= Prompt =
Omit the pictures and return every entry exactly as written.

Figure contents as structured data
● ● ● ● ● ● ●

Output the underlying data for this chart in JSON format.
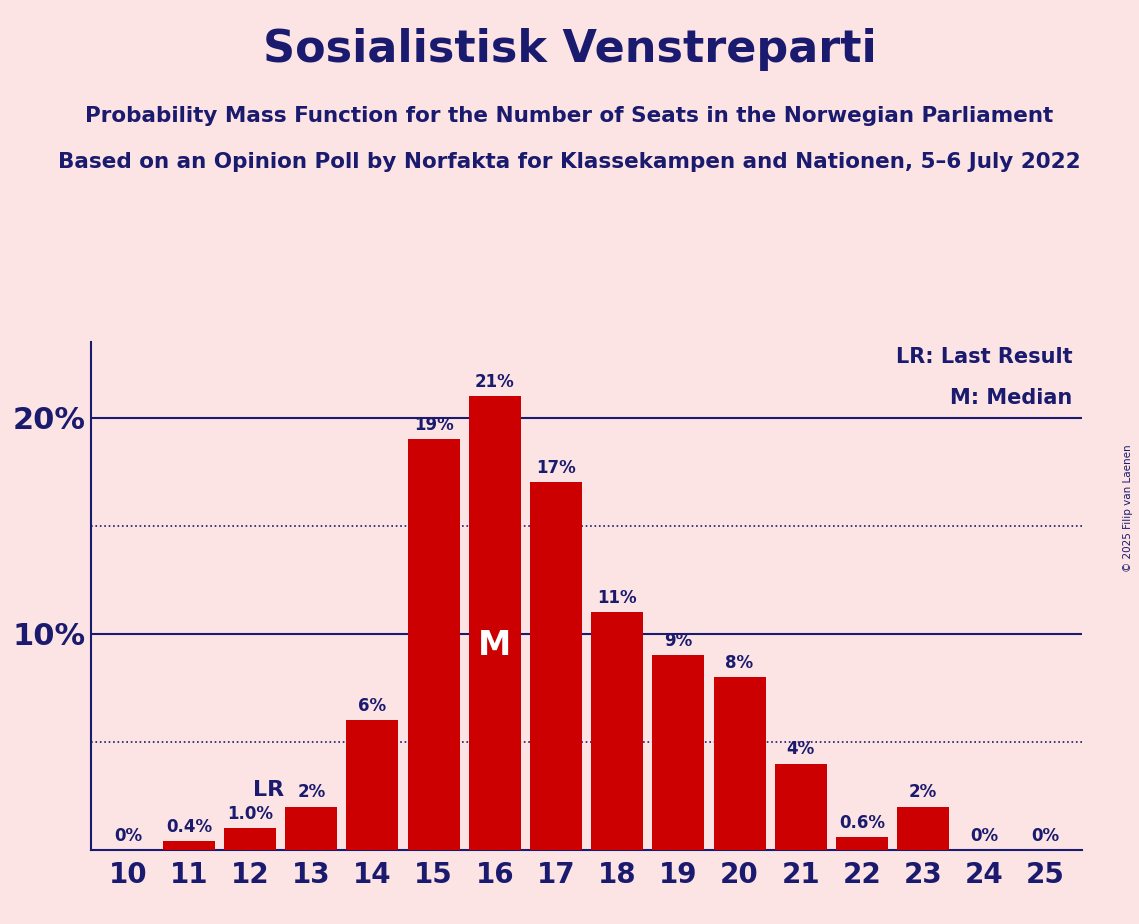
{
  "title": "Sosialistisk Venstreparti",
  "subtitle1": "Probability Mass Function for the Number of Seats in the Norwegian Parliament",
  "subtitle2": "Based on an Opinion Poll by Norfakta for Klassekampen and Nationen, 5–6 July 2022",
  "copyright": "© 2025 Filip van Laenen",
  "seats": [
    10,
    11,
    12,
    13,
    14,
    15,
    16,
    17,
    18,
    19,
    20,
    21,
    22,
    23,
    24,
    25
  ],
  "probabilities": [
    0.0,
    0.4,
    1.0,
    2.0,
    6.0,
    19.0,
    21.0,
    17.0,
    11.0,
    9.0,
    8.0,
    4.0,
    0.6,
    2.0,
    0.0,
    0.0
  ],
  "labels": [
    "0%",
    "0.4%",
    "1.0%",
    "2%",
    "6%",
    "19%",
    "21%",
    "17%",
    "11%",
    "9%",
    "8%",
    "4%",
    "0.6%",
    "2%",
    "0%",
    "0%"
  ],
  "bar_color": "#cc0000",
  "background_color": "#fce4e4",
  "title_color": "#1a1a6e",
  "label_color": "#1a1a6e",
  "axis_color": "#1a1a6e",
  "median_seat": 16,
  "lr_seat": 13,
  "ylim_max": 23.5,
  "hlines": [
    10.0,
    20.0
  ],
  "dotted_hlines": [
    5.0,
    15.0
  ],
  "legend_lr": "LR: Last Result",
  "legend_m": "M: Median"
}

● ● ● ● ● ● ●

= Problem solution =
Output the underlying data for this chart in JSON format.
{
  "title": "Sosialistisk Venstreparti",
  "subtitle1": "Probability Mass Function for the Number of Seats in the Norwegian Parliament",
  "subtitle2": "Based on an Opinion Poll by Norfakta for Klassekampen and Nationen, 5–6 July 2022",
  "copyright": "© 2025 Filip van Laenen",
  "seats": [
    10,
    11,
    12,
    13,
    14,
    15,
    16,
    17,
    18,
    19,
    20,
    21,
    22,
    23,
    24,
    25
  ],
  "probabilities": [
    0.0,
    0.4,
    1.0,
    2.0,
    6.0,
    19.0,
    21.0,
    17.0,
    11.0,
    9.0,
    8.0,
    4.0,
    0.6,
    2.0,
    0.0,
    0.0
  ],
  "labels": [
    "0%",
    "0.4%",
    "1.0%",
    "2%",
    "6%",
    "19%",
    "21%",
    "17%",
    "11%",
    "9%",
    "8%",
    "4%",
    "0.6%",
    "2%",
    "0%",
    "0%"
  ],
  "bar_color": "#cc0000",
  "background_color": "#fce4e4",
  "title_color": "#1a1a6e",
  "label_color": "#1a1a6e",
  "axis_color": "#1a1a6e",
  "median_seat": 16,
  "lr_seat": 13,
  "ylim_max": 23.5,
  "hlines": [
    10.0,
    20.0
  ],
  "dotted_hlines": [
    5.0,
    15.0
  ],
  "legend_lr": "LR: Last Result",
  "legend_m": "M: Median"
}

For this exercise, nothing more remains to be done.